Recorded data:

:::::

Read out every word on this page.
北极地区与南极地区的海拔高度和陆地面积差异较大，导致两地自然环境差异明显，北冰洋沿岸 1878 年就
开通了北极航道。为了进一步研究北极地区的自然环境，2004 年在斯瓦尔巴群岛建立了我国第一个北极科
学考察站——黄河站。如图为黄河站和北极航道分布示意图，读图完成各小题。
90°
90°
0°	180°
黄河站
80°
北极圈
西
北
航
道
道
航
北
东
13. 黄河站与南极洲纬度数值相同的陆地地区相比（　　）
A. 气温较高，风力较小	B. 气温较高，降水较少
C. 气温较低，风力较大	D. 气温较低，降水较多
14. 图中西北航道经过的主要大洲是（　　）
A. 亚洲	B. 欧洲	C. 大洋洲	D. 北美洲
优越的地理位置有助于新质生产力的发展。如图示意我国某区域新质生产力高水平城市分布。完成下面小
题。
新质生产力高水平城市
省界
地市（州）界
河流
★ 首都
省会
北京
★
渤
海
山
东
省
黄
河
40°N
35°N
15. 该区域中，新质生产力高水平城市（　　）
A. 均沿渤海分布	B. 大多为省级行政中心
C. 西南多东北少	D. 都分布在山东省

:::::

What the task asks: The data above must be returned in full, exactly as written.

Written solution:
Read out every word on this page.
北极地区与南极地区的海拔高度和陆地面积差异较大，导致两地自然环境差异明显，北冰洋沿岸 1878 年就
开通了北极航道。为了进一步研究北极地区的自然环境，2004 年在斯瓦尔巴群岛建立了我国第一个北极科
学考察站——黄河站。如图为黄河站和北极航道分布示意图，读图完成各小题。
90°
90°
0°	180°
黄河站
80°
北极圈
西
北
航
道
道
航
北
东
13. 黄河站与南极洲纬度数值相同的陆地地区相比（　　）
A. 气温较高，风力较小	B. 气温较高，降水较少
C. 气温较低，风力较大	D. 气温较低，降水较多
14. 图中西北航道经过的主要大洲是（　　）
A. 亚洲	B. 欧洲	C. 大洋洲	D. 北美洲
优越的地理位置有助于新质生产力的发展。如图示意我国某区域新质生产力高水平城市分布。完成下面小
题。
新质生产力高水平城市
省界
地市（州）界
河流
★ 首都
省会
北京
★
渤
海
山
东
省
黄
河
40°N
35°N
15. 该区域中，新质生产力高水平城市（　　）
A. 均沿渤海分布	B. 大多为省级行政中心
C. 西南多东北少	D. 都分布在山东省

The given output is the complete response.